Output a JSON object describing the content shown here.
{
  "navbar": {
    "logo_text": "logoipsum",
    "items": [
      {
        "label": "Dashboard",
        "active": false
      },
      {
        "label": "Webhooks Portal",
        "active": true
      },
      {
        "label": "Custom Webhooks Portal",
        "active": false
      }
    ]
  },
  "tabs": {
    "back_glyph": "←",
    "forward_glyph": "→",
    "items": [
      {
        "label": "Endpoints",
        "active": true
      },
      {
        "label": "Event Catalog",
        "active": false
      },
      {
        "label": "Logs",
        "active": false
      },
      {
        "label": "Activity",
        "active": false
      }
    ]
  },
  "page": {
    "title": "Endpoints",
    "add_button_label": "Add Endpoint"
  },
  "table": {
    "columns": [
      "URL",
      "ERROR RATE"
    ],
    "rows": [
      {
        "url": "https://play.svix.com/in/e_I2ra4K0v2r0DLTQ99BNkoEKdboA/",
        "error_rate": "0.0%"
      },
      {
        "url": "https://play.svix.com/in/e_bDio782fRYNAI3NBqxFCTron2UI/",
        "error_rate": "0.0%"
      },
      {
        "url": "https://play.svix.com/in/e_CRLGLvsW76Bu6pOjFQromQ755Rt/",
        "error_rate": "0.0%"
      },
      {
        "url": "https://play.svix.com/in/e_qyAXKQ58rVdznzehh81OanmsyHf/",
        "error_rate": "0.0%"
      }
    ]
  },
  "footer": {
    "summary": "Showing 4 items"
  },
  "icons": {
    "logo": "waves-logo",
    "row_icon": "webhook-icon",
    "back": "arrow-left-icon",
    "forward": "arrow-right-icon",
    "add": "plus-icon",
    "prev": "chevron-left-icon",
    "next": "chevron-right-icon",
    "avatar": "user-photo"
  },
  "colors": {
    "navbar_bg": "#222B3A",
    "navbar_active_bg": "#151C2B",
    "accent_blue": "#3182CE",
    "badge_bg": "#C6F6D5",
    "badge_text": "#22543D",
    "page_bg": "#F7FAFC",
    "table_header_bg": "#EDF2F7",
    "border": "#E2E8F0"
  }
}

+ + + +

Each entry is to be returned in full, character for character.

Output a JSON object describing the content shown here.
{
  "navbar": {
    "logo_text": "logoipsum",
    "items": [
      {
        "label": "Dashboard",
        "active": false
      },
      {
        "label": "Webhooks Portal",
        "active": true
      },
      {
        "label": "Custom Webhooks Portal",
        "active": false
      }
    ]
  },
  "tabs": {
    "back_glyph": "←",
    "forward_glyph": "→",
    "items": [
      {
        "label": "Endpoints",
        "active": true
      },
      {
        "label": "Event Catalog",
        "active": false
      },
      {
        "label": "Logs",
        "active": false
      },
      {
        "label": "Activity",
        "active": false
      }
    ]
  },
  "page": {
    "title": "Endpoints",
    "add_button_label": "Add Endpoint"
  },
  "table": {
    "columns": [
      "URL",
      "ERROR RATE"
    ],
    "rows": [
      {
        "url": "https://play.svix.com/in/e_I2ra4K0v2r0DLTQ99BNkoEKdboA/",
        "error_rate": "0.0%"
      },
      {
        "url": "https://play.svix.com/in/e_bDio782fRYNAI3NBqxFCTron2UI/",
        "error_rate": "0.0%"
      },
      {
        "url": "https://play.svix.com/in/e_CRLGLvsW76Bu6pOjFQromQ755Rt/",
        "error_rate": "0.0%"
      },
      {
        "url": "https://play.svix.com/in/e_qyAXKQ58rVdznzehh81OanmsyHf/",
        "error_rate": "0.0%"
      }
    ]
  },
  "footer": {
    "summary": "Showing 4 items"
  },
  "icons": {
    "logo": "waves-logo",
    "row_icon": "webhook-icon",
    "back": "arrow-left-icon",
    "forward": "arrow-right-icon",
    "add": "plus-icon",
    "prev": "chevron-left-icon",
    "next": "chevron-right-icon",
    "avatar": "user-photo"
  },
  "colors": {
    "navbar_bg": "#222B3A",
    "navbar_active_bg": "#151C2B",
    "accent_blue": "#3182CE",
    "badge_bg": "#C6F6D5",
    "badge_text": "#22543D",
    "page_bg": "#F7FAFC",
    "table_header_bg": "#EDF2F7",
    "border": "#E2E8F0"
  }
}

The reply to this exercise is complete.